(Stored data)
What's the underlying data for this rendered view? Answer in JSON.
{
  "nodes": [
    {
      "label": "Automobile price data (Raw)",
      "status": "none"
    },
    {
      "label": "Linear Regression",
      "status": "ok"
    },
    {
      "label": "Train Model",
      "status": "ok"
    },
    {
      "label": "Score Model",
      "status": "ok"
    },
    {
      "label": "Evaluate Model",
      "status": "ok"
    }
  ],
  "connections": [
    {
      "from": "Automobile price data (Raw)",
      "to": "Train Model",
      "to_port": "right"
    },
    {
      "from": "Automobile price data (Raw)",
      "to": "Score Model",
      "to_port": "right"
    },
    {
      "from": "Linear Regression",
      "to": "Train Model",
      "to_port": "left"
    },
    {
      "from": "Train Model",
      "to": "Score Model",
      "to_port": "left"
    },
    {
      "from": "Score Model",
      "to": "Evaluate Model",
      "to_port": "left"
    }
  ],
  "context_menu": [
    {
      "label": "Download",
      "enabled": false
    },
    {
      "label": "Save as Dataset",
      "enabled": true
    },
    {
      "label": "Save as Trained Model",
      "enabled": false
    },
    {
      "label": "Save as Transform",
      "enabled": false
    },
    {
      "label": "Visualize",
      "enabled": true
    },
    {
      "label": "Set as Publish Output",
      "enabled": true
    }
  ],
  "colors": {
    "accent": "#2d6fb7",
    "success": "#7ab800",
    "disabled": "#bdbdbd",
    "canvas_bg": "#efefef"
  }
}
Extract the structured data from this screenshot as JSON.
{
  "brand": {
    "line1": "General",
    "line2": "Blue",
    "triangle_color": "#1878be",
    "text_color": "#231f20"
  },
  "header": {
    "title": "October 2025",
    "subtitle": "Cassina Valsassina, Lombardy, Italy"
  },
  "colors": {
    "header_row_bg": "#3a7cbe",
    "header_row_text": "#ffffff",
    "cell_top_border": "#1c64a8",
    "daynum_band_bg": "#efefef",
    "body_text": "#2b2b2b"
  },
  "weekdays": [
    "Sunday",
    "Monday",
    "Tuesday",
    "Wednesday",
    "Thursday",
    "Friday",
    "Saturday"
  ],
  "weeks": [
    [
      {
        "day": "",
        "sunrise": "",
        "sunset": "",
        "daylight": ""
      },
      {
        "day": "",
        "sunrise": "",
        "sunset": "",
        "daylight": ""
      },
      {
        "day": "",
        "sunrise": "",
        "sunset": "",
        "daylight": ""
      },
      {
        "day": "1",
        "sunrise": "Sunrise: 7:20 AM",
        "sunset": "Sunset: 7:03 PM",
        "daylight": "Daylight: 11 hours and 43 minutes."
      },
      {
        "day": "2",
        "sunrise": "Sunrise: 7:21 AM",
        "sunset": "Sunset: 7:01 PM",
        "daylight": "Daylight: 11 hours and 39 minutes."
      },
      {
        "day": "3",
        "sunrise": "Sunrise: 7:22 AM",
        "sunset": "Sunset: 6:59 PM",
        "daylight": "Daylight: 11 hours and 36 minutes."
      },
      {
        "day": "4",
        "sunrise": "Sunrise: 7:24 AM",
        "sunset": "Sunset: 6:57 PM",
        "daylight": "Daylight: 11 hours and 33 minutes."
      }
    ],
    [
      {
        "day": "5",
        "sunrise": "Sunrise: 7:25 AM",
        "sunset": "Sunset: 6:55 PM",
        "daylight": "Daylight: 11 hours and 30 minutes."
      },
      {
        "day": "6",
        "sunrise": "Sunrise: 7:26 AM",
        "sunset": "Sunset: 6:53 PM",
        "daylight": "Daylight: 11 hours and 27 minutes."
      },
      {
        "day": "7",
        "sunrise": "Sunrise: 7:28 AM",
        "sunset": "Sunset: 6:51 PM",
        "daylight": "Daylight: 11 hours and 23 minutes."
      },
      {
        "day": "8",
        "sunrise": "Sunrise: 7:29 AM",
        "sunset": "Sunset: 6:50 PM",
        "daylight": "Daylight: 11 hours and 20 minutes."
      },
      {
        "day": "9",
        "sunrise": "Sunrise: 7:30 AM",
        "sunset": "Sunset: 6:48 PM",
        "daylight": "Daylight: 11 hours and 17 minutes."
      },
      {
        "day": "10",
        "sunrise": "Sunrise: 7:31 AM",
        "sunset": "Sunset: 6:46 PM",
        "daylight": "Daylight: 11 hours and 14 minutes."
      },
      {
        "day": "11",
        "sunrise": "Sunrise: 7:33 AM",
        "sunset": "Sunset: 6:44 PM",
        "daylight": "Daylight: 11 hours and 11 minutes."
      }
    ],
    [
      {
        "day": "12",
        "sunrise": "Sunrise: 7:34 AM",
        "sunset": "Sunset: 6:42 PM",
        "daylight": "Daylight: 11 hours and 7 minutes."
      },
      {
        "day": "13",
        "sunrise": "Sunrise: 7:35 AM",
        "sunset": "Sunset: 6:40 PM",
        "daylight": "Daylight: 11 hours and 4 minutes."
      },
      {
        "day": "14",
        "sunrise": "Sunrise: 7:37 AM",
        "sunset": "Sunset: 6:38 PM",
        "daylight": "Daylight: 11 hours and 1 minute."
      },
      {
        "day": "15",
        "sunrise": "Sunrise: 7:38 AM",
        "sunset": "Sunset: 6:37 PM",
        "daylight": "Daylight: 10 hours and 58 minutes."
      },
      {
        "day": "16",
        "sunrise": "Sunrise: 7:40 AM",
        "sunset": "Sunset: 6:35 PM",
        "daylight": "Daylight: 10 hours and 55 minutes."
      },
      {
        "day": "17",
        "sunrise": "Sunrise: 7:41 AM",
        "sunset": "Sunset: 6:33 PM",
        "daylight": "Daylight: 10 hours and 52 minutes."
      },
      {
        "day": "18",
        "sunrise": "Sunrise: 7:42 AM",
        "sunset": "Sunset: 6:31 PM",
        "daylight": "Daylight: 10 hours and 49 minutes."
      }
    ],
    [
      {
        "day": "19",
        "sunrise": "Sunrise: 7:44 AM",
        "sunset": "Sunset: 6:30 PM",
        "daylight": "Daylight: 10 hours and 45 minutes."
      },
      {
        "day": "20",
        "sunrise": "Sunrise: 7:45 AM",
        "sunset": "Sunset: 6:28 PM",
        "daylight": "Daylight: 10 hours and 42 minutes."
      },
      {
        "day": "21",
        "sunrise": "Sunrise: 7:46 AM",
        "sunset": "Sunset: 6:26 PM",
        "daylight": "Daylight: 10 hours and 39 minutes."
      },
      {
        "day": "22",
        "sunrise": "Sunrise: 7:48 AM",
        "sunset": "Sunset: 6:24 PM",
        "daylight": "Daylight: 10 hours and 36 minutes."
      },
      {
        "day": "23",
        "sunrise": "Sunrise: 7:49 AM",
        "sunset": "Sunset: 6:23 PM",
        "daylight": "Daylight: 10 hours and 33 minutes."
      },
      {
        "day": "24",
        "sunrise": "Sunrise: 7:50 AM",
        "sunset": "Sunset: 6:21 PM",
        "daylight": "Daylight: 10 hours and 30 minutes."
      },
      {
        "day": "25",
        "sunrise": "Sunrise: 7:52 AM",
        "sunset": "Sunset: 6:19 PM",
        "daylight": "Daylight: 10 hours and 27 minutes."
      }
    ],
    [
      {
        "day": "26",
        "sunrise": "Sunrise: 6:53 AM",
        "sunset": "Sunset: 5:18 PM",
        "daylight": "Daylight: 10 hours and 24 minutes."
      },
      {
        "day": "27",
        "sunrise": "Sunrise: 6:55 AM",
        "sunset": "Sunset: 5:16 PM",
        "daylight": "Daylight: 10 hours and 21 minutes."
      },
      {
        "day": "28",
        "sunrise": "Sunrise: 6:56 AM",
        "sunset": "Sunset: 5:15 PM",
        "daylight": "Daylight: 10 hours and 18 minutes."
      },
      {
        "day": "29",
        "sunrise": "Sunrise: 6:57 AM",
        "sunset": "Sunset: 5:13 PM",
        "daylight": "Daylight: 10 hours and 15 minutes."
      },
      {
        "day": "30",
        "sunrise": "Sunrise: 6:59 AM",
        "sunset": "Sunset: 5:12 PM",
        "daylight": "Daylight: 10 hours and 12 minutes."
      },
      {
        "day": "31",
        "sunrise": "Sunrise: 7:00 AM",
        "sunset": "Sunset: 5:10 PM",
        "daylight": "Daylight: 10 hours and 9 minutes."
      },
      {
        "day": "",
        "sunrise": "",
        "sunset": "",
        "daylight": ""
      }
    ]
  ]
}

■ **GIVEN REQUEST**
In the listing, find all lines with the string "from" and copy them.

■ **RESULT OF THIS EXERCISE**
      "from": "Automobile price data (Raw)",
      "from": "Automobile price data (Raw)",
      "from": "Linear Regression",
      "from": "Train Model",
      "from": "Score Model",
Extract the structured data from this screenshot as JSON.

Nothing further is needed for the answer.